- **Input**:

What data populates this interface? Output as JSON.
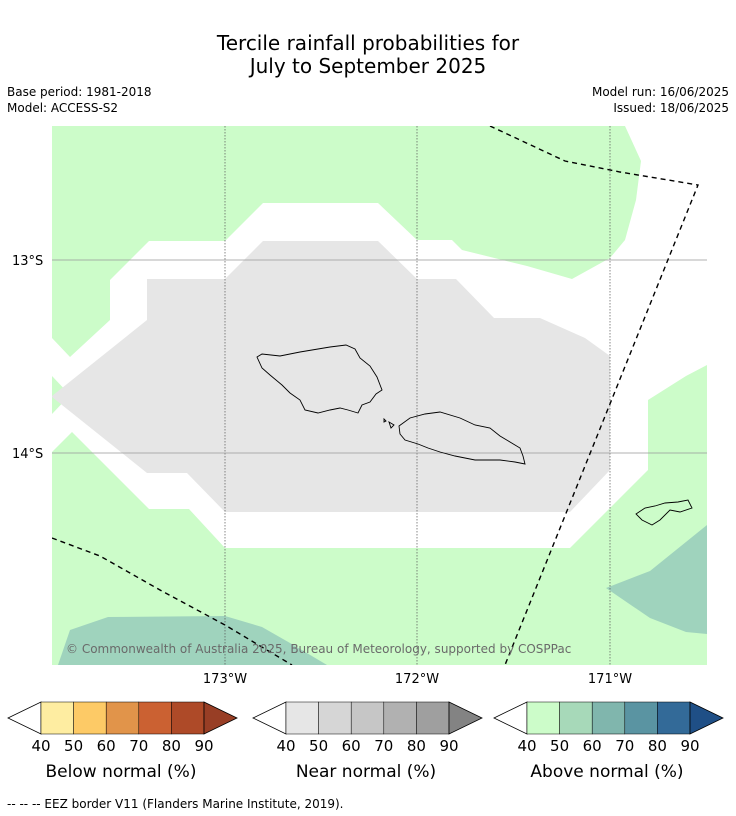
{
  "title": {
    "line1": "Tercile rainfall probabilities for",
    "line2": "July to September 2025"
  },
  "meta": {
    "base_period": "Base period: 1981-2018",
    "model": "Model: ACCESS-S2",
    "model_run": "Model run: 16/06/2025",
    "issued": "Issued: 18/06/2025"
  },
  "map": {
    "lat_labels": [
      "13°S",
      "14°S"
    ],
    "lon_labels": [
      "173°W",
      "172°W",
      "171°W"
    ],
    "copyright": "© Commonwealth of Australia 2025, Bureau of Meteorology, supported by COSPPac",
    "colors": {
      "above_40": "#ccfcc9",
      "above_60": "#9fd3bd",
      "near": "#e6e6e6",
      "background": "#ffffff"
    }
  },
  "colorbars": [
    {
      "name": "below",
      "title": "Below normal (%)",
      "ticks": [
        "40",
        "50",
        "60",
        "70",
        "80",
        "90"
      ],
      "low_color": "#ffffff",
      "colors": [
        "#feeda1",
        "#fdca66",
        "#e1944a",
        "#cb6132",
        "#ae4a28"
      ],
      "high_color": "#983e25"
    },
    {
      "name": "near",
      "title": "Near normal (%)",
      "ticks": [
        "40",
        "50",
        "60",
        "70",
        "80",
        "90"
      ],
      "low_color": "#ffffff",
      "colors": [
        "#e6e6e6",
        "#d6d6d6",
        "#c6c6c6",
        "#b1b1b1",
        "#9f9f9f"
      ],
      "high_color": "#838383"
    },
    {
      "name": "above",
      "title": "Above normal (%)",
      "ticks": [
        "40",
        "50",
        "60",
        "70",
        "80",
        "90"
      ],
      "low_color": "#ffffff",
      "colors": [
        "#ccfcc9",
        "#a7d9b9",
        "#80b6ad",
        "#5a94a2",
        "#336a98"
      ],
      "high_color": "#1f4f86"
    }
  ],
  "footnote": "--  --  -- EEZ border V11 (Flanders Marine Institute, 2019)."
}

- **What to produce**:
Copy out the lines in which the string "normal" appears.

- **Reply to the exercise**:
      "title": "Below normal (%)",
      "title": "Near normal (%)",
      "title": "Above normal (%)",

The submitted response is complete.